### DATA FOR PROCESSING
>>>

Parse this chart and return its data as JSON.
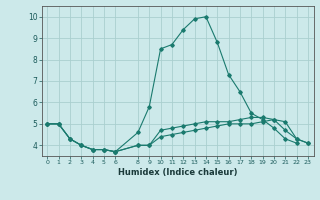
{
  "xlabel": "Humidex (Indice chaleur)",
  "background_color": "#cce9ea",
  "grid_color": "#aacfcf",
  "line_color": "#1a7a6e",
  "x_hours": [
    0,
    1,
    2,
    3,
    4,
    5,
    6,
    8,
    9,
    10,
    11,
    12,
    13,
    14,
    15,
    16,
    17,
    18,
    19,
    20,
    21,
    22,
    23
  ],
  "series1": [
    5.0,
    5.0,
    4.3,
    4.0,
    3.8,
    3.8,
    3.7,
    4.6,
    5.8,
    8.5,
    8.7,
    9.4,
    9.9,
    10.0,
    8.8,
    7.3,
    6.5,
    5.5,
    5.2,
    4.8,
    4.3,
    4.1,
    null
  ],
  "series2": [
    5.0,
    5.0,
    4.3,
    4.0,
    3.8,
    3.8,
    3.7,
    4.0,
    4.0,
    4.7,
    4.8,
    4.9,
    5.0,
    5.1,
    5.1,
    5.1,
    5.2,
    5.3,
    5.3,
    5.2,
    5.1,
    4.3,
    4.1
  ],
  "series3": [
    5.0,
    5.0,
    4.3,
    4.0,
    3.8,
    3.8,
    3.7,
    4.0,
    4.0,
    4.4,
    4.5,
    4.6,
    4.7,
    4.8,
    4.9,
    5.0,
    5.0,
    5.0,
    5.1,
    5.2,
    4.7,
    4.3,
    4.1
  ],
  "ylim": [
    3.5,
    10.5
  ],
  "xlim": [
    -0.5,
    23.5
  ],
  "yticks": [
    4,
    5,
    6,
    7,
    8,
    9,
    10
  ],
  "xticks": [
    0,
    1,
    2,
    3,
    4,
    5,
    6,
    8,
    9,
    10,
    11,
    12,
    13,
    14,
    15,
    16,
    17,
    18,
    19,
    20,
    21,
    22,
    23
  ]
}
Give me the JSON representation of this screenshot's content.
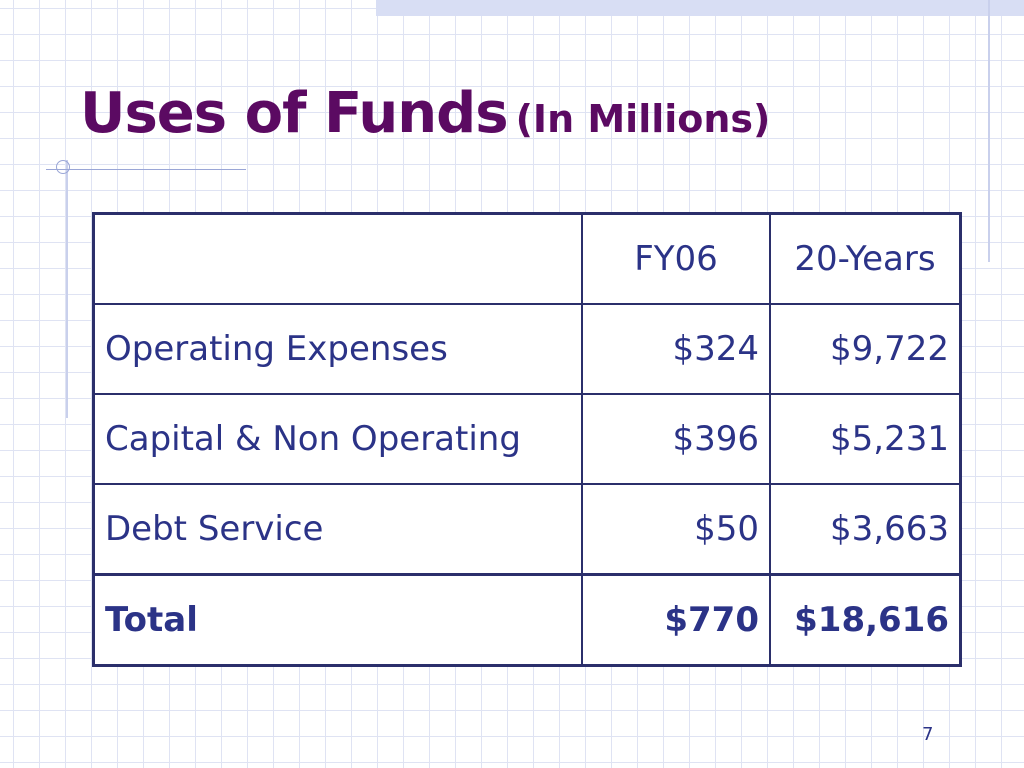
{
  "slide": {
    "title": "Uses of Funds",
    "subtitle": "(In Millions)",
    "page_number": "7"
  },
  "table": {
    "columns": [
      "",
      "FY06",
      "20-Years"
    ],
    "rows": [
      {
        "label": "Operating Expenses",
        "fy06": "$324",
        "years20": "$9,722"
      },
      {
        "label": "Capital & Non Operating",
        "fy06": "$396",
        "years20": "$5,231"
      },
      {
        "label": "Debt Service",
        "fy06": "$50",
        "years20": "$3,663"
      }
    ],
    "total": {
      "label": "Total",
      "fy06": "$770",
      "years20": "$18,616"
    }
  },
  "colors": {
    "title": "#5b0a62",
    "text": "#2b3387",
    "border": "#2b2f6b",
    "grid": "#dfe3f3"
  }
}
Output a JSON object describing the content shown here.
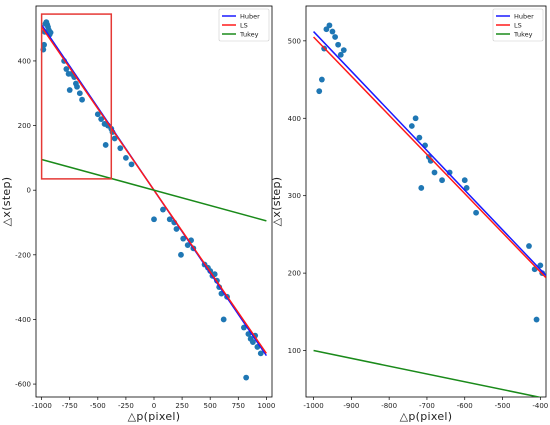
{
  "chart_data": [
    {
      "type": "scatter",
      "xlabel": "△p(pixel)",
      "ylabel": "△x(step)",
      "xlim": [
        -1050,
        1050
      ],
      "ylim": [
        -640,
        570
      ],
      "xticks": [
        -1000,
        -750,
        -500,
        -250,
        0,
        250,
        500,
        750,
        1000
      ],
      "yticks": [
        -600,
        -400,
        -200,
        0,
        200,
        400
      ],
      "grid": false,
      "legend": [
        "Huber",
        "LS",
        "Tukey"
      ],
      "legend_position": "top-right",
      "highlight_box": {
        "x": [
          -1000,
          -380
        ],
        "y": [
          35,
          545
        ],
        "color": "#e53935"
      },
      "points": [
        [
          -985,
          435
        ],
        [
          -978,
          450
        ],
        [
          -972,
          490
        ],
        [
          -966,
          515
        ],
        [
          -958,
          520
        ],
        [
          -950,
          512
        ],
        [
          -943,
          505
        ],
        [
          -935,
          495
        ],
        [
          -928,
          482
        ],
        [
          -920,
          488
        ],
        [
          -800,
          400
        ],
        [
          -780,
          375
        ],
        [
          -760,
          360
        ],
        [
          -750,
          310
        ],
        [
          -735,
          360
        ],
        [
          -710,
          350
        ],
        [
          -695,
          330
        ],
        [
          -685,
          320
        ],
        [
          -660,
          300
        ],
        [
          -640,
          280
        ],
        [
          -500,
          235
        ],
        [
          -470,
          220
        ],
        [
          -440,
          205
        ],
        [
          -430,
          140
        ],
        [
          -410,
          200
        ],
        [
          -380,
          190
        ],
        [
          -370,
          180
        ],
        [
          -350,
          160
        ],
        [
          -300,
          130
        ],
        [
          -250,
          100
        ],
        [
          -200,
          80
        ],
        [
          0,
          -90
        ],
        [
          80,
          -60
        ],
        [
          140,
          -90
        ],
        [
          180,
          -100
        ],
        [
          200,
          -120
        ],
        [
          240,
          -200
        ],
        [
          260,
          -150
        ],
        [
          300,
          -170
        ],
        [
          330,
          -155
        ],
        [
          350,
          -180
        ],
        [
          450,
          -230
        ],
        [
          480,
          -240
        ],
        [
          500,
          -250
        ],
        [
          520,
          -265
        ],
        [
          540,
          -260
        ],
        [
          560,
          -280
        ],
        [
          580,
          -300
        ],
        [
          600,
          -320
        ],
        [
          620,
          -400
        ],
        [
          650,
          -330
        ],
        [
          800,
          -425
        ],
        [
          820,
          -580
        ],
        [
          840,
          -445
        ],
        [
          860,
          -460
        ],
        [
          880,
          -470
        ],
        [
          900,
          -450
        ],
        [
          920,
          -485
        ],
        [
          950,
          -505
        ]
      ],
      "point_color": "#1f77b4",
      "series": [
        {
          "name": "Huber",
          "color": "#1a1aff",
          "x": [
            -1000,
            1000
          ],
          "y": [
            512,
            -512
          ]
        },
        {
          "name": "LS",
          "color": "#ff1a1a",
          "x": [
            -1000,
            1000
          ],
          "y": [
            505,
            -505
          ]
        },
        {
          "name": "Tukey",
          "color": "#1a8a1a",
          "x": [
            -1000,
            1000
          ],
          "y": [
            95,
            -95
          ]
        }
      ]
    },
    {
      "type": "scatter",
      "xlabel": "△p(pixel)",
      "ylabel": "△x(step)",
      "xlim": [
        -1020,
        -385
      ],
      "ylim": [
        40,
        545
      ],
      "xticks": [
        -1000,
        -900,
        -800,
        -700,
        -600,
        -500,
        -400
      ],
      "yticks": [
        100,
        200,
        300,
        400,
        500
      ],
      "grid": false,
      "legend": [
        "Huber",
        "LS",
        "Tukey"
      ],
      "legend_position": "top-right",
      "points": [
        [
          -985,
          435
        ],
        [
          -978,
          450
        ],
        [
          -972,
          490
        ],
        [
          -966,
          515
        ],
        [
          -958,
          520
        ],
        [
          -950,
          512
        ],
        [
          -943,
          505
        ],
        [
          -935,
          495
        ],
        [
          -928,
          482
        ],
        [
          -920,
          488
        ],
        [
          -740,
          390
        ],
        [
          -730,
          400
        ],
        [
          -720,
          375
        ],
        [
          -715,
          310
        ],
        [
          -705,
          365
        ],
        [
          -695,
          350
        ],
        [
          -690,
          345
        ],
        [
          -680,
          330
        ],
        [
          -660,
          320
        ],
        [
          -640,
          330
        ],
        [
          -600,
          320
        ],
        [
          -595,
          310
        ],
        [
          -570,
          278
        ],
        [
          -430,
          235
        ],
        [
          -415,
          205
        ],
        [
          -410,
          140
        ],
        [
          -400,
          210
        ],
        [
          -395,
          200
        ]
      ],
      "point_color": "#1f77b4",
      "series": [
        {
          "name": "Huber",
          "color": "#1a1aff",
          "x": [
            -1000,
            -385
          ],
          "y": [
            512,
            197
          ]
        },
        {
          "name": "LS",
          "color": "#ff1a1a",
          "x": [
            -1000,
            -385
          ],
          "y": [
            505,
            194
          ]
        },
        {
          "name": "Tukey",
          "color": "#1a8a1a",
          "x": [
            -1000,
            -385
          ],
          "y": [
            100,
            38
          ]
        }
      ]
    }
  ]
}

<<<

### SET TASK
Show every line in the entries where the string "this" occurs.

### RIGHT ANSWER
Parse this chart and return its data as JSON.
Give me the JSON representation of this screenshot's content.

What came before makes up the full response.